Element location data
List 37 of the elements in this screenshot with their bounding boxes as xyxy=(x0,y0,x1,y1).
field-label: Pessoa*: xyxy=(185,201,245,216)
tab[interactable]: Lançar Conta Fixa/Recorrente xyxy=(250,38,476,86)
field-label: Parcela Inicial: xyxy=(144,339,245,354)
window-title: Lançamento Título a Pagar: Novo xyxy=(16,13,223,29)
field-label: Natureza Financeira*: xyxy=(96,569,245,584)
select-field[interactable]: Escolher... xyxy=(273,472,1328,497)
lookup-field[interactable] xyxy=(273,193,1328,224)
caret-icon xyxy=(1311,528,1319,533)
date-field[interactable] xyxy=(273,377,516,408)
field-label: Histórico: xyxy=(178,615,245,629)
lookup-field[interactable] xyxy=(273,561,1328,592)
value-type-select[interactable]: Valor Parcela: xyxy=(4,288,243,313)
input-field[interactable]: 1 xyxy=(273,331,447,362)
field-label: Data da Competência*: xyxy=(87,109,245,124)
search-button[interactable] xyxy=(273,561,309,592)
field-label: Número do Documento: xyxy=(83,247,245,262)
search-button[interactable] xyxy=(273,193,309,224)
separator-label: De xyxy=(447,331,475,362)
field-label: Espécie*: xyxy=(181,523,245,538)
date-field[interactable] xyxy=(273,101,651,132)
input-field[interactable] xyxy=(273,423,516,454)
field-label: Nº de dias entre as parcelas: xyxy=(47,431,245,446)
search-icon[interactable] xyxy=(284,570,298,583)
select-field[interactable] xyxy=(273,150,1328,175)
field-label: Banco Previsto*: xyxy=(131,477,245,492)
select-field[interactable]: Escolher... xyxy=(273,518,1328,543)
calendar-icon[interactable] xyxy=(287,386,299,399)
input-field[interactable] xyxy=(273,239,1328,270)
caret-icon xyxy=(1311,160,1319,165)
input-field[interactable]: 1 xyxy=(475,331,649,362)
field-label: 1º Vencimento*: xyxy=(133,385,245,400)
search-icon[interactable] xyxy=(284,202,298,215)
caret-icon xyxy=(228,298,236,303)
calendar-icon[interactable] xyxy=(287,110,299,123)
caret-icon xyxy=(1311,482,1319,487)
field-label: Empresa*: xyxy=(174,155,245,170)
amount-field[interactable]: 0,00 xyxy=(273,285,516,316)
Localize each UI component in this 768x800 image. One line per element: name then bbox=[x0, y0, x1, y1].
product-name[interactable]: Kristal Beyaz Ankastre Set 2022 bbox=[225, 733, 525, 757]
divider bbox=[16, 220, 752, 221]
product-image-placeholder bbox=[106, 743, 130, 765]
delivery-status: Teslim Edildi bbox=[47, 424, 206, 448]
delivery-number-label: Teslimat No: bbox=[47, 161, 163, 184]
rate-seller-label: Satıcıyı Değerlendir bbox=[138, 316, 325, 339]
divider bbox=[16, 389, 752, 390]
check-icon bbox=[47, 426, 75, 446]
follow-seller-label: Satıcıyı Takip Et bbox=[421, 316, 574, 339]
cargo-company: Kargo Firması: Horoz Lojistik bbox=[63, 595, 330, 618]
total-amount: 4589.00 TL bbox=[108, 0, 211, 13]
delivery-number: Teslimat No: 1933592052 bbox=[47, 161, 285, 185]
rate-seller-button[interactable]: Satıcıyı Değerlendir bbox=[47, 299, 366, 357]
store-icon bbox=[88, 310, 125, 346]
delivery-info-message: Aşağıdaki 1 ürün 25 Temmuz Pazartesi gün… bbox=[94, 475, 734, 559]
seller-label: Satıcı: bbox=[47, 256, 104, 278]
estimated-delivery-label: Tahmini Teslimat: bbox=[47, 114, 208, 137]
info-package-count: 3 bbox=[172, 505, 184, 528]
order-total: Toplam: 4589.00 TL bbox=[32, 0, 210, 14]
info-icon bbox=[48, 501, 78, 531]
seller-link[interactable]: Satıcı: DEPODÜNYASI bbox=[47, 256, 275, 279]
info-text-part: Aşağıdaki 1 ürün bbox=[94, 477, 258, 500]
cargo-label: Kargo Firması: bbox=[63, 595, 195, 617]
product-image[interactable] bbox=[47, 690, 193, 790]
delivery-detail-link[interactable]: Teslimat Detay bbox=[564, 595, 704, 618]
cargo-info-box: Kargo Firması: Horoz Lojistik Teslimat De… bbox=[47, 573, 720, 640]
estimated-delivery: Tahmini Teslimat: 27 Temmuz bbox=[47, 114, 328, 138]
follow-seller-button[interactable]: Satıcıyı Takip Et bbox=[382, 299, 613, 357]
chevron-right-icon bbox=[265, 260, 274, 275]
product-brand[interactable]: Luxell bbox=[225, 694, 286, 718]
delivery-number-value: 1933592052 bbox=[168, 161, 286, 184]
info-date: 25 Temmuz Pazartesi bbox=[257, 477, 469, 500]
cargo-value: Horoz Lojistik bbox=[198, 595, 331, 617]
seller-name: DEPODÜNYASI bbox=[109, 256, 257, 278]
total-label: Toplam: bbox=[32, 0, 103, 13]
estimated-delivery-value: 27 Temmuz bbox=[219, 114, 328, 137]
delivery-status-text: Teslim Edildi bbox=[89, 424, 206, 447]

Your objective:
Format every line of the entries above as a JSON list of strings, one string per line, with blank lines omitted.

Solution to this problem:
[
  "List 37 of the elements in this screenshot with their bounding boxes as xyxy=(x0,y0,x1,y1).",
  "field-label: Pessoa*: xyxy=(185,201,245,216)",
  "tab[interactable]: Lançar Conta Fixa/Recorrente xyxy=(250,38,476,86)",
  "field-label: Parcela Inicial: xyxy=(144,339,245,354)",
  "window-title: Lançamento Título a Pagar: Novo xyxy=(16,13,223,29)",
  "field-label: Natureza Financeira*: xyxy=(96,569,245,584)",
  "select-field[interactable]: Escolher... xyxy=(273,472,1328,497)",
  "lookup-field[interactable] xyxy=(273,193,1328,224)",
  "caret-icon xyxy=(1311,528,1319,533)",
  "date-field[interactable] xyxy=(273,377,516,408)",
  "field-label: Histórico: xyxy=(178,615,245,629)",
  "lookup-field[interactable] xyxy=(273,561,1328,592)",
  "value-type-select[interactable]: Valor Parcela: xyxy=(4,288,243,313)",
  "input-field[interactable]: 1 xyxy=(273,331,447,362)",
  "field-label: Data da Competência*: xyxy=(87,109,245,124)",
  "search-button[interactable] xyxy=(273,561,309,592)",
  "field-label: Número do Documento: xyxy=(83,247,245,262)",
  "search-button[interactable] xyxy=(273,193,309,224)",
  "separator-label: De xyxy=(447,331,475,362)",
  "field-label: Espécie*: xyxy=(181,523,245,538)",
  "date-field[interactable] xyxy=(273,101,651,132)",
  "input-field[interactable] xyxy=(273,423,516,454)",
  "field-label: Nº de dias entre as parcelas: xyxy=(47,431,245,446)",
  "search-icon[interactable] xyxy=(284,570,298,583)",
  "select-field[interactable] xyxy=(273,150,1328,175)",
  "field-label: Banco Previsto*: xyxy=(131,477,245,492)",
  "select-field[interactable]: Escolher... xyxy=(273,518,1328,543)",
  "calendar-icon[interactable] xyxy=(287,386,299,399)",
  "input-field[interactable] xyxy=(273,239,1328,270)",
  "caret-icon xyxy=(1311,160,1319,165)",
  "input-field[interactable]: 1 xyxy=(475,331,649,362)",
  "field-label: 1º Vencimento*: xyxy=(133,385,245,400)",
  "search-icon[interactable] xyxy=(284,202,298,215)",
  "caret-icon xyxy=(228,298,236,303)",
  "calendar-icon[interactable] xyxy=(287,110,299,123)",
  "caret-icon xyxy=(1311,482,1319,487)",
  "field-label: Empresa*: xyxy=(174,155,245,170)",
  "amount-field[interactable]: 0,00 xyxy=(273,285,516,316)",
  "Localize each UI component in this 768x800 image. One line per element: name then bbox=[x0, y0, x1, y1].",
  "product-name[interactable]: Kristal Beyaz Ankastre Set 2022 bbox=[225, 733, 525, 757]",
  "divider bbox=[16, 220, 752, 221]",
  "product-image-placeholder bbox=[106, 743, 130, 765]",
  "delivery-status: Teslim Edildi bbox=[47, 424, 206, 448]",
  "delivery-number-label: Teslimat No: bbox=[47, 161, 163, 184]",
  "rate-seller-label: Satıcıyı Değerlendir bbox=[138, 316, 325, 339]",
  "divider bbox=[16, 389, 752, 390]",
  "check-icon bbox=[47, 426, 75, 446]",
  "follow-seller-label: Satıcıyı Takip Et bbox=[421, 316, 574, 339]",
  "cargo-company: Kargo Firması: Horoz Lojistik bbox=[63, 595, 330, 618]",
  "total-amount: 4589.00 TL bbox=[108, 0, 211, 13]",
  "delivery-number: Teslimat No: 1933592052 bbox=[47, 161, 285, 185]",
  "rate-seller-button[interactable]: Satıcıyı Değerlendir bbox=[47, 299, 366, 357]",
  "store-icon bbox=[88, 310, 125, 346]",
  "delivery-info-message: Aşağıdaki 1 ürün 25 Temmuz Pazartesi gün… bbox=[94, 475, 734, 559]",
  "seller-label: Satıcı: bbox=[47, 256, 104, 278]",
  "estimated-delivery-label: Tahmini Teslimat: bbox=[47, 114, 208, 137]",
  "info-package-count: 3 bbox=[172, 505, 184, 528]",
  "order-total: Toplam: 4589.00 TL bbox=[32, 0, 210, 14]",
  "info-icon bbox=[48, 501, 78, 531]",
  "seller-link[interactable]: Satıcı: DEPODÜNYASI bbox=[47, 256, 275, 279]",
  "info-text-part: Aşağıdaki 1 ürün bbox=[94, 477, 258, 500]",
  "cargo-label: Kargo Firması: bbox=[63, 595, 195, 617]",
  "product-image[interactable] bbox=[47, 690, 193, 790]",
  "delivery-detail-link[interactable]: Teslimat Detay bbox=[564, 595, 704, 618]",
  "cargo-info-box: Kargo Firması: Horoz Lojistik Teslimat De… bbox=[47, 573, 720, 640]",
  "estimated-delivery: Tahmini Teslimat: 27 Temmuz bbox=[47, 114, 328, 138]",
  "follow-seller-button[interactable]: Satıcıyı Takip Et bbox=[382, 299, 613, 357]",
  "chevron-right-icon bbox=[265, 260, 274, 275]",
  "product-brand[interactable]: Luxell bbox=[225, 694, 286, 718]",
  "delivery-number-value: 1933592052 bbox=[168, 161, 286, 184]",
  "info-date: 25 Temmuz Pazartesi bbox=[257, 477, 469, 500]",
  "cargo-value: Horoz Lojistik bbox=[198, 595, 331, 617]",
  "seller-name: DEPODÜNYASI bbox=[109, 256, 257, 278]",
  "total-label: Toplam: bbox=[32, 0, 103, 13]",
  "estimated-delivery-value: 27 Temmuz bbox=[219, 114, 328, 137]",
  "delivery-status-text: Teslim Edildi bbox=[89, 424, 206, 447]"
]